Schriftliche Übung 1
Fassen Sie den Text über die Jagdausstellung in einer Wiener Galerie in zwei Sätzen zusammen.
Schriftliche Übung 2
Schreiben Sie den Text über die Jagdausstellung in einer Wiener Galerie im Anschluss an seinen letzten Satz weiter.

Zitierter Text
↓↓↓
Unter einem penetrant guten Ruf hat die Jagd in der Öffentlichkeit noch nie zu leiden gehabt. Abseits von der prinzipiellen Bereitschaft zu töten, war sie seit jeher schon mit Privilegienwirtschaft verbunden. Ihr derzeitiges Imagetief in Österreich kann allerdings wohl historisch genannt werden. Wer Jagd sagt, meint auch Korruption, Politik, Waffenlobby und vielleicht sogar das böse B-Wort, Banker.

Wenn ein Wiener Galerist in dieser Atmosphäre dann zum „Halali!“ bläst und junge Künstler einlädt, sich zum Thema Jagd zu äußern, kann man sich also auf etwas gefasst machen und sich vielleicht ja auch auf historische, reflektierte, ungewöhnliche Annäherungen an das so abwegige Thema freuen. Sollte man meinen.

Erstaunt streift man dann durch die Trophäensammlung von Georg Peithner-Liechtenfels, der in seine Innenstadtgalerie Jüngere und Renommiertere eingeladen hat. Bei einem ersten Brainstorming wäre einem international gerade noch Mark Dion eingefallen, der mit großen Objekten und Installationen dem kulturellen Phänomen Jagd nachspürt, etwa mit verschieden ausgestatteten Hochständen, die verschiedene Jägerpersönlichkeiten charakterisieren, von intellektuell bis brachial.

Peithner-Liechtenfels fielen als Erste Daniel Spoerri und Deborah Sengl ein. Diese steuerte unheimliche Tierporträts bei, Bilder, in denen sich der Fuchs gerade die Maske des Huhns überzieht und umgekehrt ein Opfer die des Jägers. Einem Katzenpräparat hat Sengl das Fell einer Plüschmaus auf den Rücken genäht. Spoerri, „Jäger und Sammler“ und Erfinder der „Fallenbilder“, war ebenfalls Fixstarter mit seinen Assemblagen aus Tierschädeln, Geräten und Fetischen. Gerade erst hat er das Naturhistorische Museum noch voller gefüllt mit hunderten dieser Objekte und dort u. a. ein Jagdzimmer mit Geweihstuhl, Lampe und anormalen Trophäen eingerichtet.
↑↑↑
Vorliegendes Material
↓↓↓
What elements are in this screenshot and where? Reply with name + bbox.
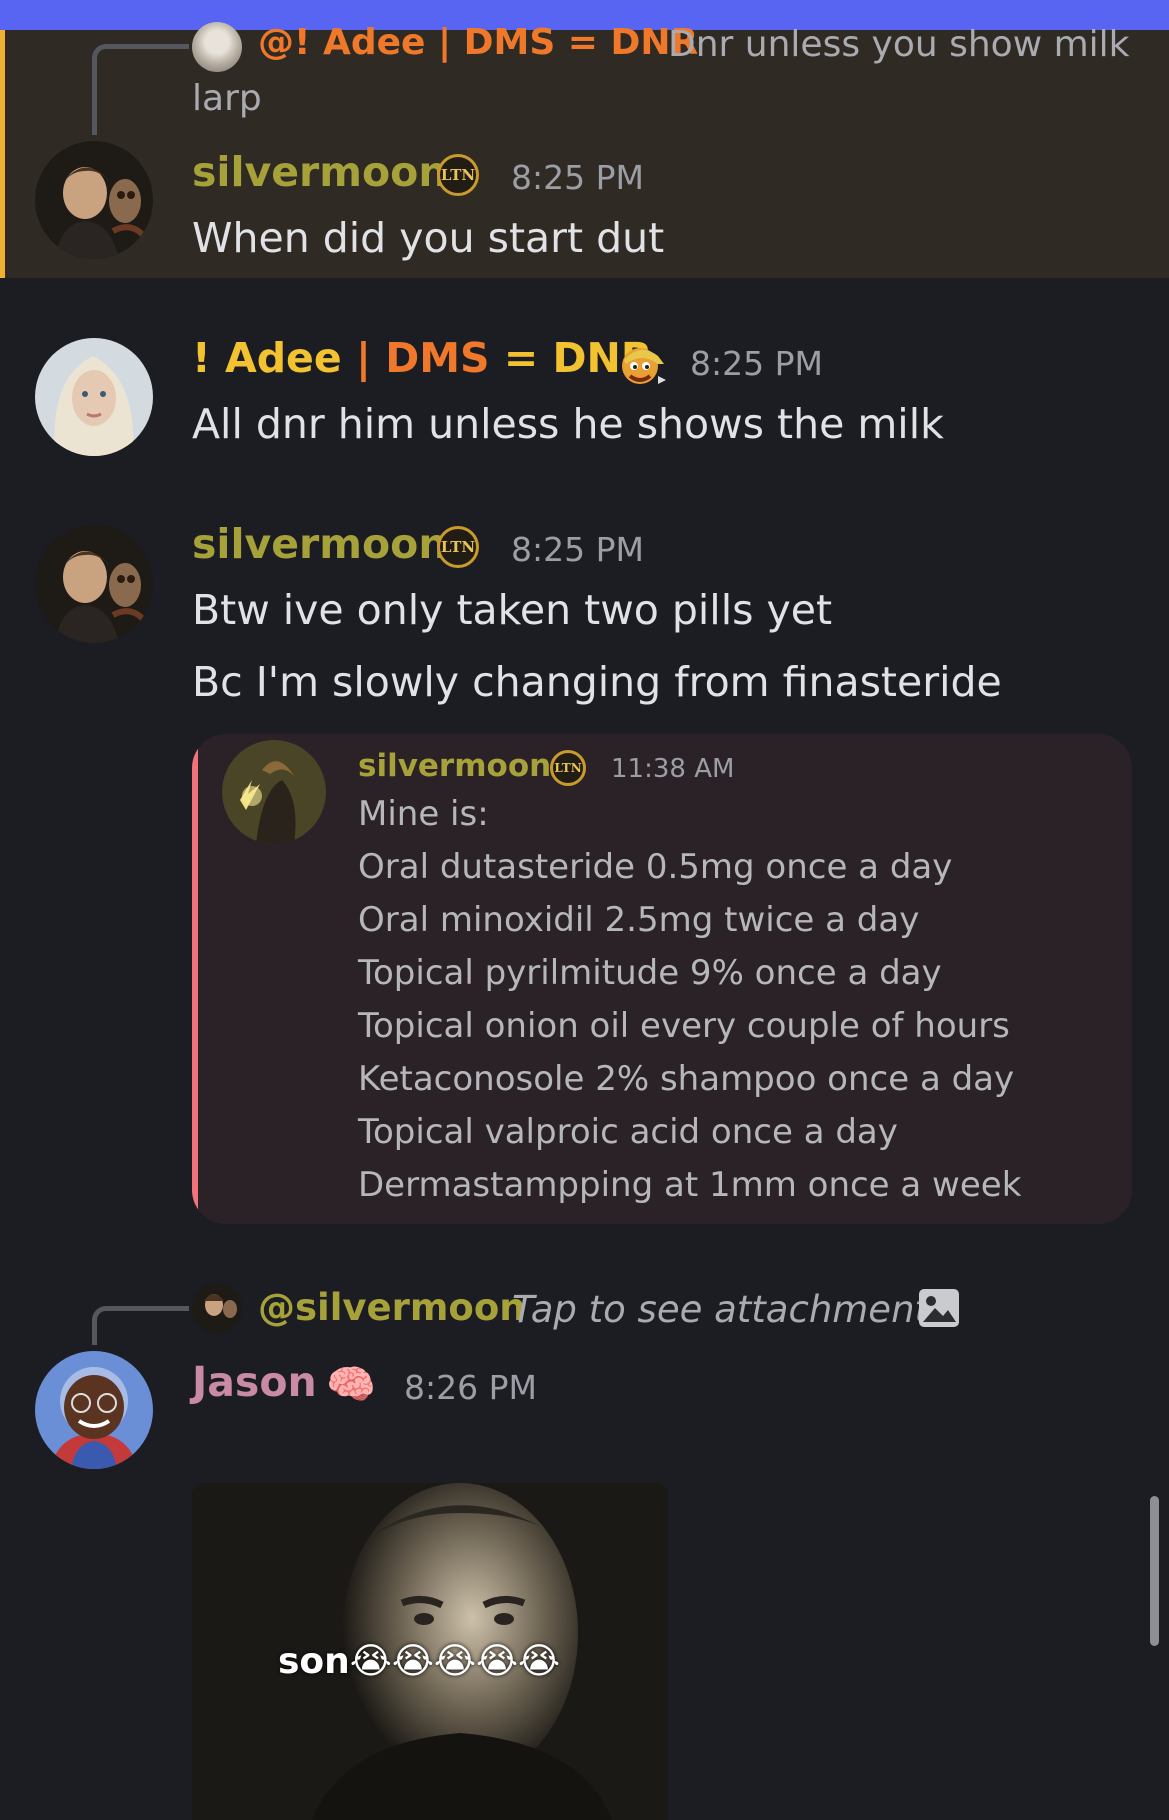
↑↑↑
Ergebnis der Aufgabe 1
Die Jagd hat in Österreich derzeit ein historisches Imagetief und wird mit Korruption, Politik, Waffenlobby und Bankern in Verbindung gebracht. In dieser Atmosphäre hat der Galerist Georg Peithner-Liechtenfels jüngere und renommiertere Künstler in seine Innenstadtgalerie eingeladen, sich zum Thema Jagd zu äußern, darunter Deborah Sengl mit unheimlichen Tierporträts und Daniel Spoerri mit Assemblagen aus Tierschädeln, Geräten und Fetischen.

Ergebnis der Aufgabe 2
Dass die Jagd aber sowohl Alois Mosbacher wie auch Hubert Schmalix beschäftigt, überrascht. Mosbacher ist sogar ein doppelter Exot, er gibt den einzigen Großwildjäger hier mit einem Puzzle-Bild mit Leopard und Affen. Sonst dominiert die Rotwildjagd, in deren Bildsprache Schmalix in einem atelierfrischen Stillleben einführt: Geweih, Gewehr, Patronengürtel. Ein derart fröhlich-plakatives Sujet könnte man sich in einer den Zeitgeist nicht verneinenden Zirbenstube durchaus vorstellen.

Das kapitale Hirschgeweih des Schweizer Künstlers Marck ist wahrscheinlich in einer solchen gelandet: Bei einem Preview, zu der Peithner-Lichtenfels einen ganzen Jagdstammtisch einlud, sicherte sich ein waschechter Jäger bereits das Multimedia-Objekt. Die Geweihspitzen durchbohren phallisch putzig-kleine Videobildschirme, auf denen nackte Frauen zappeln. Ein recht simples Sinnbild für eine Schweizer Redewendung, die einen Mann einen Hirsch nennt, wenn er viele Frauen hat.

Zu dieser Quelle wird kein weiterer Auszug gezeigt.